#### STORED RECORDS

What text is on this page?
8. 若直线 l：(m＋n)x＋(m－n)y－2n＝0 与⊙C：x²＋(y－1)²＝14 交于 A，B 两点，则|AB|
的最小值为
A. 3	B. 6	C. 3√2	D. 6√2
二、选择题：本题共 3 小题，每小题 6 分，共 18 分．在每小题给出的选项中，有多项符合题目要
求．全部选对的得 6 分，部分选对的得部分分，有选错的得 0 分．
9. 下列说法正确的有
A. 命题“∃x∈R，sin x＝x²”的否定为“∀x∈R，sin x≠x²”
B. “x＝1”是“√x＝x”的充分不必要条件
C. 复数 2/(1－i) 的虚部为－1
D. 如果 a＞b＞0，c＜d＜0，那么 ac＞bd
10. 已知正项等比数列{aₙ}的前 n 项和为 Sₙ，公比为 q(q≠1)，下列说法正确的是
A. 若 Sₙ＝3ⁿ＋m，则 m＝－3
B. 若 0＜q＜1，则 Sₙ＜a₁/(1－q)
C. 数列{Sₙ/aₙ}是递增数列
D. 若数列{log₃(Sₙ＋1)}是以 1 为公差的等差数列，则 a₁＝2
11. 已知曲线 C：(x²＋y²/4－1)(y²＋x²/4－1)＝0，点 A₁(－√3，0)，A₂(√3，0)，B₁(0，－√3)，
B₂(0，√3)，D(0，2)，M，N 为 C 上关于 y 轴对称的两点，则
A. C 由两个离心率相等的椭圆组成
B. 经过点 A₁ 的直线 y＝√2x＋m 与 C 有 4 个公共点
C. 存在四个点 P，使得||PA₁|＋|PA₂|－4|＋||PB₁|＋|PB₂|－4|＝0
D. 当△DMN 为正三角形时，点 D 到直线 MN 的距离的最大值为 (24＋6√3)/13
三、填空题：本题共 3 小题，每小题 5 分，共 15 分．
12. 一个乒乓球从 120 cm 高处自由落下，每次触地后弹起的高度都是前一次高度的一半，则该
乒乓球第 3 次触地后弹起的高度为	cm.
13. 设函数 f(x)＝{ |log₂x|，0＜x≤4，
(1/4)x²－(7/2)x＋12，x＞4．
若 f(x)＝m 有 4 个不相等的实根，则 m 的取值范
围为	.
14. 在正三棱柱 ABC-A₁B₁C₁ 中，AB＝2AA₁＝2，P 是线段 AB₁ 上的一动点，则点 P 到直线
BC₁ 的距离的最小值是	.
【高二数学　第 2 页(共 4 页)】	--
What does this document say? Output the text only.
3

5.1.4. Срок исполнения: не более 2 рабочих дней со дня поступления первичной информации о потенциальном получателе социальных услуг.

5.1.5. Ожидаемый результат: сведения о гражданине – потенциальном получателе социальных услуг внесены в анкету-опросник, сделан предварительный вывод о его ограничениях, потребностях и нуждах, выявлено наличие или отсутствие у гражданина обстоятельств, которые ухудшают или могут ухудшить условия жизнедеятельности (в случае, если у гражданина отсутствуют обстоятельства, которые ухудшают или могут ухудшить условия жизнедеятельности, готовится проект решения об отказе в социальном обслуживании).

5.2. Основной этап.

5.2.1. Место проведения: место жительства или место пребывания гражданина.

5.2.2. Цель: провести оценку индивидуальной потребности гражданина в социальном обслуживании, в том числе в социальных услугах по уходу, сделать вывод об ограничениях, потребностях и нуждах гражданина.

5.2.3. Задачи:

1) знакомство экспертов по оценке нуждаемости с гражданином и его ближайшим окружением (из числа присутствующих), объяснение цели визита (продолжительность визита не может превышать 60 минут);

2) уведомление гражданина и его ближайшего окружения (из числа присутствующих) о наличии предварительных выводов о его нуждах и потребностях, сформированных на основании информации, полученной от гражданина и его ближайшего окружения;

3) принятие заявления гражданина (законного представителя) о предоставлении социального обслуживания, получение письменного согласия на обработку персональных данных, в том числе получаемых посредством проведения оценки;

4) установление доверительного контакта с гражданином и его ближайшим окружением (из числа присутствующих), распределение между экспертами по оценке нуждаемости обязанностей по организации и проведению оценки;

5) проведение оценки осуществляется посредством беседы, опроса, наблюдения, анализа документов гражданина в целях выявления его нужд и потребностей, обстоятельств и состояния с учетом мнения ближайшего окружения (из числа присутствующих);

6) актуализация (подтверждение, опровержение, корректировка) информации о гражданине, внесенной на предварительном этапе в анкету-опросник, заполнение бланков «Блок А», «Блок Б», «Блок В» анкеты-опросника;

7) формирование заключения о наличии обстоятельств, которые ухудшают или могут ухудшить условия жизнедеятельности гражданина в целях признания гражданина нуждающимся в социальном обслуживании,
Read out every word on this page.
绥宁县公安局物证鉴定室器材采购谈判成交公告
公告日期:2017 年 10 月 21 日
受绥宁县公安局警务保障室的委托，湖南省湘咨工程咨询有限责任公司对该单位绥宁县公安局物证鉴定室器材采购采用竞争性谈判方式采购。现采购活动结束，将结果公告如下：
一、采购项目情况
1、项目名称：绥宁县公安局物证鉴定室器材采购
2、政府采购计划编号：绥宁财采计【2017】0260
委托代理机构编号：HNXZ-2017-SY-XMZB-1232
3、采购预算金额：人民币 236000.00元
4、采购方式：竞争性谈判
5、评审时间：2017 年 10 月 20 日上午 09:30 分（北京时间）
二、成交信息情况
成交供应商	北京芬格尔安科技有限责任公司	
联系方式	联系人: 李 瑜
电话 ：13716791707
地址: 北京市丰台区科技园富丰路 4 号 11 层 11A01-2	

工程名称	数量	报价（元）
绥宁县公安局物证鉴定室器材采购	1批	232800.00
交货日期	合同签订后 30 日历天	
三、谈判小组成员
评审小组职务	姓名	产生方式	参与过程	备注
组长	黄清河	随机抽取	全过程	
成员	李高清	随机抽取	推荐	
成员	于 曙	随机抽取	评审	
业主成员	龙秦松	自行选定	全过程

########

Reproduce all data above, unchanged.

What text is on this page?
8. 若直线 l：(m＋n)x＋(m－n)y－2n＝0 与⊙C：x²＋(y－1)²＝14 交于 A，B 两点，则|AB|
的最小值为
A. 3	B. 6	C. 3√2	D. 6√2
二、选择题：本题共 3 小题，每小题 6 分，共 18 分．在每小题给出的选项中，有多项符合题目要
求．全部选对的得 6 分，部分选对的得部分分，有选错的得 0 分．
9. 下列说法正确的有
A. 命题“∃x∈R，sin x＝x²”的否定为“∀x∈R，sin x≠x²”
B. “x＝1”是“√x＝x”的充分不必要条件
C. 复数 2/(1－i) 的虚部为－1
D. 如果 a＞b＞0，c＜d＜0，那么 ac＞bd
10. 已知正项等比数列{aₙ}的前 n 项和为 Sₙ，公比为 q(q≠1)，下列说法正确的是
A. 若 Sₙ＝3ⁿ＋m，则 m＝－3
B. 若 0＜q＜1，则 Sₙ＜a₁/(1－q)
C. 数列{Sₙ/aₙ}是递增数列
D. 若数列{log₃(Sₙ＋1)}是以 1 为公差的等差数列，则 a₁＝2
11. 已知曲线 C：(x²＋y²/4－1)(y²＋x²/4－1)＝0，点 A₁(－√3，0)，A₂(√3，0)，B₁(0，－√3)，
B₂(0，√3)，D(0，2)，M，N 为 C 上关于 y 轴对称的两点，则
A. C 由两个离心率相等的椭圆组成
B. 经过点 A₁ 的直线 y＝√2x＋m 与 C 有 4 个公共点
C. 存在四个点 P，使得||PA₁|＋|PA₂|－4|＋||PB₁|＋|PB₂|－4|＝0
D. 当△DMN 为正三角形时，点 D 到直线 MN 的距离的最大值为 (24＋6√3)/13
三、填空题：本题共 3 小题，每小题 5 分，共 15 分．
12. 一个乒乓球从 120 cm 高处自由落下，每次触地后弹起的高度都是前一次高度的一半，则该
乒乓球第 3 次触地后弹起的高度为	cm.
13. 设函数 f(x)＝{ |log₂x|，0＜x≤4，
(1/4)x²－(7/2)x＋12，x＞4．
若 f(x)＝m 有 4 个不相等的实根，则 m 的取值范
围为	.
14. 在正三棱柱 ABC-A₁B₁C₁ 中，AB＝2AA₁＝2，P 是线段 AB₁ 上的一动点，则点 P 到直线
BC₁ 的距离的最小值是	.
【高二数学　第 2 页(共 4 页)】	--
What does this document say? Output the text only.
3

5.1.4. Срок исполнения: не более 2 рабочих дней со дня поступления первичной информации о потенциальном получателе социальных услуг.

5.1.5. Ожидаемый результат: сведения о гражданине – потенциальном получателе социальных услуг внесены в анкету-опросник, сделан предварительный вывод о его ограничениях, потребностях и нуждах, выявлено наличие или отсутствие у гражданина обстоятельств, которые ухудшают или могут ухудшить условия жизнедеятельности (в случае, если у гражданина отсутствуют обстоятельства, которые ухудшают или могут ухудшить условия жизнедеятельности, готовится проект решения об отказе в социальном обслуживании).

5.2. Основной этап.

5.2.1. Место проведения: место жительства или место пребывания гражданина.

5.2.2. Цель: провести оценку индивидуальной потребности гражданина в социальном обслуживании, в том числе в социальных услугах по уходу, сделать вывод об ограничениях, потребностях и нуждах гражданина.

5.2.3. Задачи:

1) знакомство экспертов по оценке нуждаемости с гражданином и его ближайшим окружением (из числа присутствующих), объяснение цели визита (продолжительность визита не может превышать 60 минут);

2) уведомление гражданина и его ближайшего окружения (из числа присутствующих) о наличии предварительных выводов о его нуждах и потребностях, сформированных на основании информации, полученной от гражданина и его ближайшего окружения;

3) принятие заявления гражданина (законного представителя) о предоставлении социального обслуживания, получение письменного согласия на обработку персональных данных, в том числе получаемых посредством проведения оценки;

4) установление доверительного контакта с гражданином и его ближайшим окружением (из числа присутствующих), распределение между экспертами по оценке нуждаемости обязанностей по организации и проведению оценки;

5) проведение оценки осуществляется посредством беседы, опроса, наблюдения, анализа документов гражданина в целях выявления его нужд и потребностей, обстоятельств и состояния с учетом мнения ближайшего окружения (из числа присутствующих);

6) актуализация (подтверждение, опровержение, корректировка) информации о гражданине, внесенной на предварительном этапе в анкету-опросник, заполнение бланков «Блок А», «Блок Б», «Блок В» анкеты-опросника;

7) формирование заключения о наличии обстоятельств, которые ухудшают или могут ухудшить условия жизнедеятельности гражданина в целях признания гражданина нуждающимся в социальном обслуживании,
Read out every word on this page.
绥宁县公安局物证鉴定室器材采购谈判成交公告
公告日期:2017 年 10 月 21 日
受绥宁县公安局警务保障室的委托，湖南省湘咨工程咨询有限责任公司对该单位绥宁县公安局物证鉴定室器材采购采用竞争性谈判方式采购。现采购活动结束，将结果公告如下：
一、采购项目情况
1、项目名称：绥宁县公安局物证鉴定室器材采购
2、政府采购计划编号：绥宁财采计【2017】0260
委托代理机构编号：HNXZ-2017-SY-XMZB-1232
3、采购预算金额：人民币 236000.00元
4、采购方式：竞争性谈判
5、评审时间：2017 年 10 月 20 日上午 09:30 分（北京时间）
二、成交信息情况
成交供应商	北京芬格尔安科技有限责任公司	
联系方式	联系人: 李 瑜
电话 ：13716791707
地址: 北京市丰台区科技园富丰路 4 号 11 层 11A01-2	

工程名称	数量	报价（元）
绥宁县公安局物证鉴定室器材采购	1批	232800.00
交货日期	合同签订后 30 日历天	
三、谈判小组成员
评审小组职务	姓名	产生方式	参与过程	备注
组长	黄清河	随机抽取	全过程	
成员	李高清	随机抽取	推荐	
成员	于 曙	随机抽取	评审	
业主成员	龙秦松	自行选定	全过程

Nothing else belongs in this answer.